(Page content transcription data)

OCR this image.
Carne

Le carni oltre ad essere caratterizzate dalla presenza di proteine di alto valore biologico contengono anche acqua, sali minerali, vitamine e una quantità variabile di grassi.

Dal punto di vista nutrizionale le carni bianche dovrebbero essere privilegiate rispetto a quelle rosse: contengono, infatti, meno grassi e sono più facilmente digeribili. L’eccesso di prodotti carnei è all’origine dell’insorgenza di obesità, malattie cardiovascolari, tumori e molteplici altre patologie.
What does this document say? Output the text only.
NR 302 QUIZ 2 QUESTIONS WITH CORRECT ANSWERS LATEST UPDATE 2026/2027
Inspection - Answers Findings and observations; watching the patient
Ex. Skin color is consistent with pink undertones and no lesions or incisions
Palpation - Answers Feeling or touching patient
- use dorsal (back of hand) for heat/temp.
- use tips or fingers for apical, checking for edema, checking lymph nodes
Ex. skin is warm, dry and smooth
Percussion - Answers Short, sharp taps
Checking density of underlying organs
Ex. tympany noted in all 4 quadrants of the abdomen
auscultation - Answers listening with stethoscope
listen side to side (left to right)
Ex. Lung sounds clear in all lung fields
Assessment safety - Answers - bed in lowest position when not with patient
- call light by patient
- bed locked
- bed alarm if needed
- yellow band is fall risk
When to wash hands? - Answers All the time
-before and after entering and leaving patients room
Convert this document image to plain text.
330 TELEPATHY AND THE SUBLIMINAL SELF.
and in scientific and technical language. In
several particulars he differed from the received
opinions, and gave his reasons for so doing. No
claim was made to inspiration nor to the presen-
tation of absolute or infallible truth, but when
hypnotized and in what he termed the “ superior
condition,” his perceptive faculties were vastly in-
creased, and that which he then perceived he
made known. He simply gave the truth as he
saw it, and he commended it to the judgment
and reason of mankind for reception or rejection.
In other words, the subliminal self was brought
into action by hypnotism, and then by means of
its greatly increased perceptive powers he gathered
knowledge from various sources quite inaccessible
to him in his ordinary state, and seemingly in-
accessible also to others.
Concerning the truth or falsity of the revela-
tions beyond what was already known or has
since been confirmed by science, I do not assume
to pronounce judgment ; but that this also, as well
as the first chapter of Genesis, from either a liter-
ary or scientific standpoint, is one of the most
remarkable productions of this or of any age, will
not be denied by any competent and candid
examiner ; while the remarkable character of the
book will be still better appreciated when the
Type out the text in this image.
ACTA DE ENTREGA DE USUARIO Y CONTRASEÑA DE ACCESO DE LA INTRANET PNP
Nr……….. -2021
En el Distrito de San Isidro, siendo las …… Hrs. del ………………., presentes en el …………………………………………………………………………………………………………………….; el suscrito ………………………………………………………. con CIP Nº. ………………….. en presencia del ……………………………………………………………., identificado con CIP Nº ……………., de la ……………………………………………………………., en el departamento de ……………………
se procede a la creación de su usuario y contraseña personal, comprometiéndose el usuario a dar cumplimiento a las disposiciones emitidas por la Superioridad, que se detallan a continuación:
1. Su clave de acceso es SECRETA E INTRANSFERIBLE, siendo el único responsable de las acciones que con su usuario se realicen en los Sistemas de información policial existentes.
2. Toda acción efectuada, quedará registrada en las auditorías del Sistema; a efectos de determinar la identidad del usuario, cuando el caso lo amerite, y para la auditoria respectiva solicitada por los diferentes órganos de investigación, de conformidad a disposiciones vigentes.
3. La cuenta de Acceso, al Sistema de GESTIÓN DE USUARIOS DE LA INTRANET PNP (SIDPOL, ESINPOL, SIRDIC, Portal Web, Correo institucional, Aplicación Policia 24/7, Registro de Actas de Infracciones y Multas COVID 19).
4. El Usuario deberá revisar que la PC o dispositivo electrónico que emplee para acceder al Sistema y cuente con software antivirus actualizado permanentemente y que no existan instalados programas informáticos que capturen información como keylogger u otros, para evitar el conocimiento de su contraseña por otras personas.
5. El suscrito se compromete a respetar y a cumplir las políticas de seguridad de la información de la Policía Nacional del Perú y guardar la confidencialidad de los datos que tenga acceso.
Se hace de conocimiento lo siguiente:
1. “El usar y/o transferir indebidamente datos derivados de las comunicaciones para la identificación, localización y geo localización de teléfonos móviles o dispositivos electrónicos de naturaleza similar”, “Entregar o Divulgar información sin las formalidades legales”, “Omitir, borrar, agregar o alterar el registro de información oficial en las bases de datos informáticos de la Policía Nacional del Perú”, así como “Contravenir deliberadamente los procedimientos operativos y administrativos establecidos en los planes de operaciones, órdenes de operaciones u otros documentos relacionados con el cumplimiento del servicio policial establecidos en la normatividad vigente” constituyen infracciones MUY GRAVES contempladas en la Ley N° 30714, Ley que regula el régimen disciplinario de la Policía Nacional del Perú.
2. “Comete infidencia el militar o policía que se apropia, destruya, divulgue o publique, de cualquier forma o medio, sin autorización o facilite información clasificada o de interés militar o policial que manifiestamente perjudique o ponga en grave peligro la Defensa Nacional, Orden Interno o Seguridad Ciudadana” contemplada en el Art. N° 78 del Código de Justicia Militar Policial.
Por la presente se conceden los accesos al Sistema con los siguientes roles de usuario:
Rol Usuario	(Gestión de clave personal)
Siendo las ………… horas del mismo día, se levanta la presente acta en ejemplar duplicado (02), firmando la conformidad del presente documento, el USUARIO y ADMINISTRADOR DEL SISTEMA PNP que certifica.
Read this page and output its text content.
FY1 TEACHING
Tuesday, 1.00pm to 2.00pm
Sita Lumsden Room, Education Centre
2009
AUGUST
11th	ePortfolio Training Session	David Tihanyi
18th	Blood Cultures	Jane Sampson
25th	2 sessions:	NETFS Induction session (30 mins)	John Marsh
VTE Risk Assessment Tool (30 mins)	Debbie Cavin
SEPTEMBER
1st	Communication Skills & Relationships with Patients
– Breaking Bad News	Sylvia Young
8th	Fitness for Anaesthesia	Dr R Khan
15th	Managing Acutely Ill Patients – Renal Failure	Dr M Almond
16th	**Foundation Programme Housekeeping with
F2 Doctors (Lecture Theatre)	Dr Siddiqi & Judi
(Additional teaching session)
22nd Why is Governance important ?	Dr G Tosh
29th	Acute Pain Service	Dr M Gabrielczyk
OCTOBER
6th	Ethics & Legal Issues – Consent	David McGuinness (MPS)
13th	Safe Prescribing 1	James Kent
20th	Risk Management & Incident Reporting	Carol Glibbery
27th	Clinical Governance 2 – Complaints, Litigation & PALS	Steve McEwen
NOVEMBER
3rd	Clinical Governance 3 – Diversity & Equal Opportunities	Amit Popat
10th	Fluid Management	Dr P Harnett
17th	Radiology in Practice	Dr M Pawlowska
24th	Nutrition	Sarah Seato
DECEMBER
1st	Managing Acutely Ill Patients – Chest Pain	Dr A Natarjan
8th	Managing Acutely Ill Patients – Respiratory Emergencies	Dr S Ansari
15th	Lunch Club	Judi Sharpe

§ **WORK ITEM**
Having looked over the entries above, reproduce all of them exactly.

§ **ANSWER BOX**
OCR this image.
Carne

Le carni oltre ad essere caratterizzate dalla presenza di proteine di alto valore biologico contengono anche acqua, sali minerali, vitamine e una quantità variabile di grassi.

Dal punto di vista nutrizionale le carni bianche dovrebbero essere privilegiate rispetto a quelle rosse: contengono, infatti, meno grassi e sono più facilmente digeribili. L’eccesso di prodotti carnei è all’origine dell’insorgenza di obesità, malattie cardiovascolari, tumori e molteplici altre patologie.
What does this document say? Output the text only.
NR 302 QUIZ 2 QUESTIONS WITH CORRECT ANSWERS LATEST UPDATE 2026/2027
Inspection - Answers Findings and observations; watching the patient
Ex. Skin color is consistent with pink undertones and no lesions or incisions
Palpation - Answers Feeling or touching patient
- use dorsal (back of hand) for heat/temp.
- use tips or fingers for apical, checking for edema, checking lymph nodes
Ex. skin is warm, dry and smooth
Percussion - Answers Short, sharp taps
Checking density of underlying organs
Ex. tympany noted in all 4 quadrants of the abdomen
auscultation - Answers listening with stethoscope
listen side to side (left to right)
Ex. Lung sounds clear in all lung fields
Assessment safety - Answers - bed in lowest position when not with patient
- call light by patient
- bed locked
- bed alarm if needed
- yellow band is fall risk
When to wash hands? - Answers All the time
-before and after entering and leaving patients room
Convert this document image to plain text.
330 TELEPATHY AND THE SUBLIMINAL SELF.
and in scientific and technical language. In
several particulars he differed from the received
opinions, and gave his reasons for so doing. No
claim was made to inspiration nor to the presen-
tation of absolute or infallible truth, but when
hypnotized and in what he termed the “ superior
condition,” his perceptive faculties were vastly in-
creased, and that which he then perceived he
made known. He simply gave the truth as he
saw it, and he commended it to the judgment
and reason of mankind for reception or rejection.
In other words, the subliminal self was brought
into action by hypnotism, and then by means of
its greatly increased perceptive powers he gathered
knowledge from various sources quite inaccessible
to him in his ordinary state, and seemingly in-
accessible also to others.
Concerning the truth or falsity of the revela-
tions beyond what was already known or has
since been confirmed by science, I do not assume
to pronounce judgment ; but that this also, as well
as the first chapter of Genesis, from either a liter-
ary or scientific standpoint, is one of the most
remarkable productions of this or of any age, will
not be denied by any competent and candid
examiner ; while the remarkable character of the
book will be still better appreciated when the
Type out the text in this image.
ACTA DE ENTREGA DE USUARIO Y CONTRASEÑA DE ACCESO DE LA INTRANET PNP
Nr……….. -2021
En el Distrito de San Isidro, siendo las …… Hrs. del ………………., presentes en el …………………………………………………………………………………………………………………….; el suscrito ………………………………………………………. con CIP Nº. ………………….. en presencia del ……………………………………………………………., identificado con CIP Nº ……………., de la ……………………………………………………………., en el departamento de ……………………
se procede a la creación de su usuario y contraseña personal, comprometiéndose el usuario a dar cumplimiento a las disposiciones emitidas por la Superioridad, que se detallan a continuación:
1. Su clave de acceso es SECRETA E INTRANSFERIBLE, siendo el único responsable de las acciones que con su usuario se realicen en los Sistemas de información policial existentes.
2. Toda acción efectuada, quedará registrada en las auditorías del Sistema; a efectos de determinar la identidad del usuario, cuando el caso lo amerite, y para la auditoria respectiva solicitada por los diferentes órganos de investigación, de conformidad a disposiciones vigentes.
3. La cuenta de Acceso, al Sistema de GESTIÓN DE USUARIOS DE LA INTRANET PNP (SIDPOL, ESINPOL, SIRDIC, Portal Web, Correo institucional, Aplicación Policia 24/7, Registro de Actas de Infracciones y Multas COVID 19).
4. El Usuario deberá revisar que la PC o dispositivo electrónico que emplee para acceder al Sistema y cuente con software antivirus actualizado permanentemente y que no existan instalados programas informáticos que capturen información como keylogger u otros, para evitar el conocimiento de su contraseña por otras personas.
5. El suscrito se compromete a respetar y a cumplir las políticas de seguridad de la información de la Policía Nacional del Perú y guardar la confidencialidad de los datos que tenga acceso.
Se hace de conocimiento lo siguiente:
1. “El usar y/o transferir indebidamente datos derivados de las comunicaciones para la identificación, localización y geo localización de teléfonos móviles o dispositivos electrónicos de naturaleza similar”, “Entregar o Divulgar información sin las formalidades legales”, “Omitir, borrar, agregar o alterar el registro de información oficial en las bases de datos informáticos de la Policía Nacional del Perú”, así como “Contravenir deliberadamente los procedimientos operativos y administrativos establecidos en los planes de operaciones, órdenes de operaciones u otros documentos relacionados con el cumplimiento del servicio policial establecidos en la normatividad vigente” constituyen infracciones MUY GRAVES contempladas en la Ley N° 30714, Ley que regula el régimen disciplinario de la Policía Nacional del Perú.
2. “Comete infidencia el militar o policía que se apropia, destruya, divulgue o publique, de cualquier forma o medio, sin autorización o facilite información clasificada o de interés militar o policial que manifiestamente perjudique o ponga en grave peligro la Defensa Nacional, Orden Interno o Seguridad Ciudadana” contemplada en el Art. N° 78 del Código de Justicia Militar Policial.
Por la presente se conceden los accesos al Sistema con los siguientes roles de usuario:
Rol Usuario	(Gestión de clave personal)
Siendo las ………… horas del mismo día, se levanta la presente acta en ejemplar duplicado (02), firmando la conformidad del presente documento, el USUARIO y ADMINISTRADOR DEL SISTEMA PNP que certifica.
Read this page and output its text content.
FY1 TEACHING
Tuesday, 1.00pm to 2.00pm
Sita Lumsden Room, Education Centre
2009
AUGUST
11th	ePortfolio Training Session	David Tihanyi
18th	Blood Cultures	Jane Sampson
25th	2 sessions:	NETFS Induction session (30 mins)	John Marsh
VTE Risk Assessment Tool (30 mins)	Debbie Cavin
SEPTEMBER
1st	Communication Skills & Relationships with Patients
– Breaking Bad News	Sylvia Young
8th	Fitness for Anaesthesia	Dr R Khan
15th	Managing Acutely Ill Patients – Renal Failure	Dr M Almond
16th	**Foundation Programme Housekeeping with
F2 Doctors (Lecture Theatre)	Dr Siddiqi & Judi
(Additional teaching session)
22nd Why is Governance important ?	Dr G Tosh
29th	Acute Pain Service	Dr M Gabrielczyk
OCTOBER
6th	Ethics & Legal Issues – Consent	David McGuinness (MPS)
13th	Safe Prescribing 1	James Kent
20th	Risk Management & Incident Reporting	Carol Glibbery
27th	Clinical Governance 2 – Complaints, Litigation & PALS	Steve McEwen
NOVEMBER
3rd	Clinical Governance 3 – Diversity & Equal Opportunities	Amit Popat
10th	Fluid Management	Dr P Harnett
17th	Radiology in Practice	Dr M Pawlowska
24th	Nutrition	Sarah Seato
DECEMBER
1st	Managing Acutely Ill Patients – Chest Pain	Dr A Natarjan
8th	Managing Acutely Ill Patients – Respiratory Emergencies	Dr S Ansari
15th	Lunch Club	Judi Sharpe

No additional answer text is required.